- **Entries provided**
## START

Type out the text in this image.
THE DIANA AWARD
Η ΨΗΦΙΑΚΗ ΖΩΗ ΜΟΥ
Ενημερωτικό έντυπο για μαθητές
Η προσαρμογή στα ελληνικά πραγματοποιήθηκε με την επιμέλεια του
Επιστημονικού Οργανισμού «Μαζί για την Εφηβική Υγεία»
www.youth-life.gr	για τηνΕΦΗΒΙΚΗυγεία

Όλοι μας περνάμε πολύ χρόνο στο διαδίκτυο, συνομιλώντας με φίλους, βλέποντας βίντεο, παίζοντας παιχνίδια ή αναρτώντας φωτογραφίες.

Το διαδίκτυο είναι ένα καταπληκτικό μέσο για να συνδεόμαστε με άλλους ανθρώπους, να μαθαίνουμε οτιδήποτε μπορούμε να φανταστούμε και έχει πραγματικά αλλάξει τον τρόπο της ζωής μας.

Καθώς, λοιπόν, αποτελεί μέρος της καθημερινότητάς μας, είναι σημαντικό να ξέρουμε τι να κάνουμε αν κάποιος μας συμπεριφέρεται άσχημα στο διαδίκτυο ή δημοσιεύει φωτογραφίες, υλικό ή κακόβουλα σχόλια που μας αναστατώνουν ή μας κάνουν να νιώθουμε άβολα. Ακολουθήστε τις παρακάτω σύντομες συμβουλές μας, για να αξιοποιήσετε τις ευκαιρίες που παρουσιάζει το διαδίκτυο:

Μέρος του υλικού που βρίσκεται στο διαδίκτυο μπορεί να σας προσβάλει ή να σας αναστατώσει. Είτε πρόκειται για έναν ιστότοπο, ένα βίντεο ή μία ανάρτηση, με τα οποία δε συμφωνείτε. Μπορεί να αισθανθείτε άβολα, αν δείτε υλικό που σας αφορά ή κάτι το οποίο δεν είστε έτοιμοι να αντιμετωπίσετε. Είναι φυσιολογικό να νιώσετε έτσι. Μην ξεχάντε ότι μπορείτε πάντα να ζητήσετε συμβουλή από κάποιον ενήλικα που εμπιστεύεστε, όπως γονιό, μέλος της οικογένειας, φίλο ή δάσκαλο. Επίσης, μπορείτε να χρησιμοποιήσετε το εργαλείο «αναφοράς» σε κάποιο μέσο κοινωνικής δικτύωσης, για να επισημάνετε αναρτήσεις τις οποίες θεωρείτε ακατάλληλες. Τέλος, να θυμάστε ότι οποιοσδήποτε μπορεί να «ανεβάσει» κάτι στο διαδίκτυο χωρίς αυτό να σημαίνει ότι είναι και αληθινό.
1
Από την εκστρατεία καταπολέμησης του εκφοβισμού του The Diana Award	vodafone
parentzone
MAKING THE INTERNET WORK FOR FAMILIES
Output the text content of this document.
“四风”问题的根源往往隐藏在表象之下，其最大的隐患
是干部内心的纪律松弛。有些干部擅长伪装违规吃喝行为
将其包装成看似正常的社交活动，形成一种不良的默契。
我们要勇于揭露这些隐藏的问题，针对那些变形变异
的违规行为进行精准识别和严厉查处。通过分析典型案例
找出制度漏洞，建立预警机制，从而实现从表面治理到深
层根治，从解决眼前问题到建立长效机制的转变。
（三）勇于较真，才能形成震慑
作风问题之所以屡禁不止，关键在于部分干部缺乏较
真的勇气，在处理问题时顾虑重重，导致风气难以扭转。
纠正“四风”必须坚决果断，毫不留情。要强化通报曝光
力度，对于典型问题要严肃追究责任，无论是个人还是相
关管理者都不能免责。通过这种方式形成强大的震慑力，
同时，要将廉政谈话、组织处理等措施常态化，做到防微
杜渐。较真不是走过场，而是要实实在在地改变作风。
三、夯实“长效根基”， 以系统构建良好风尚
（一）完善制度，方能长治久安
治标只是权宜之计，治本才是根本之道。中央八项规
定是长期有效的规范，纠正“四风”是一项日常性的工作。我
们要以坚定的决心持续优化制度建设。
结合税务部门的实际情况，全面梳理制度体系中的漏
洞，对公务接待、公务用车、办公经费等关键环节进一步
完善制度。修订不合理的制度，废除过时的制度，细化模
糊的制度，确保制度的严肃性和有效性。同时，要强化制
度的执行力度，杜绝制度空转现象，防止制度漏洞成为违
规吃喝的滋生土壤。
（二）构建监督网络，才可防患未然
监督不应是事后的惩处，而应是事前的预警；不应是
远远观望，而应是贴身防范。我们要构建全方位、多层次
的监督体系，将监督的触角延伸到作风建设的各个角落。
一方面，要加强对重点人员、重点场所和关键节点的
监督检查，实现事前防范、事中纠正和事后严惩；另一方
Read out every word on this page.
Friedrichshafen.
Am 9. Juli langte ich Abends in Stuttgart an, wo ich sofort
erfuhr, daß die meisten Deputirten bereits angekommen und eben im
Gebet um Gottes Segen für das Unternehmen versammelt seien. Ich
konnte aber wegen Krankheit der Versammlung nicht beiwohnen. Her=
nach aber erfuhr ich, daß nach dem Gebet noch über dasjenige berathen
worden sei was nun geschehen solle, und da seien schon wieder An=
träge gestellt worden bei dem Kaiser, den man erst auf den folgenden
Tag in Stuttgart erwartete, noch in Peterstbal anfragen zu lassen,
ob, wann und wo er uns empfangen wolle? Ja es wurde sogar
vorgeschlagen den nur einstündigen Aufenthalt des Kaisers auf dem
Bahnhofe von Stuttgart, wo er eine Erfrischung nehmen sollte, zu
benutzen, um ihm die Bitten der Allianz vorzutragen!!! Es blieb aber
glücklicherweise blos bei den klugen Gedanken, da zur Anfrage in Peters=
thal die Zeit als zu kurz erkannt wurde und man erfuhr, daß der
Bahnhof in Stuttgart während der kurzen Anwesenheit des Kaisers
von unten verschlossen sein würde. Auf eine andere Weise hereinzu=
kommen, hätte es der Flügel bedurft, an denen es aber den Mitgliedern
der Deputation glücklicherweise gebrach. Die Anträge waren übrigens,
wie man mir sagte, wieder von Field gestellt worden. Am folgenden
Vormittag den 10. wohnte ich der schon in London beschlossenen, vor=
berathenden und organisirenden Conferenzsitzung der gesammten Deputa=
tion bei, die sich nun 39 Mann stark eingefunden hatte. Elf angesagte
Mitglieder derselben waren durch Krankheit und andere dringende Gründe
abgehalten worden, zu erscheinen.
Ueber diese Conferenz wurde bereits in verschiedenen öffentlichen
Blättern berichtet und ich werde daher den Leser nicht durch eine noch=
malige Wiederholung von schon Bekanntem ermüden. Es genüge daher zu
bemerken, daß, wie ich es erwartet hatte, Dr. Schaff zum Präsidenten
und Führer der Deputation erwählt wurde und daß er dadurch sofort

## END

From the material above, count the lines that include "gestellt" and give only the total.

2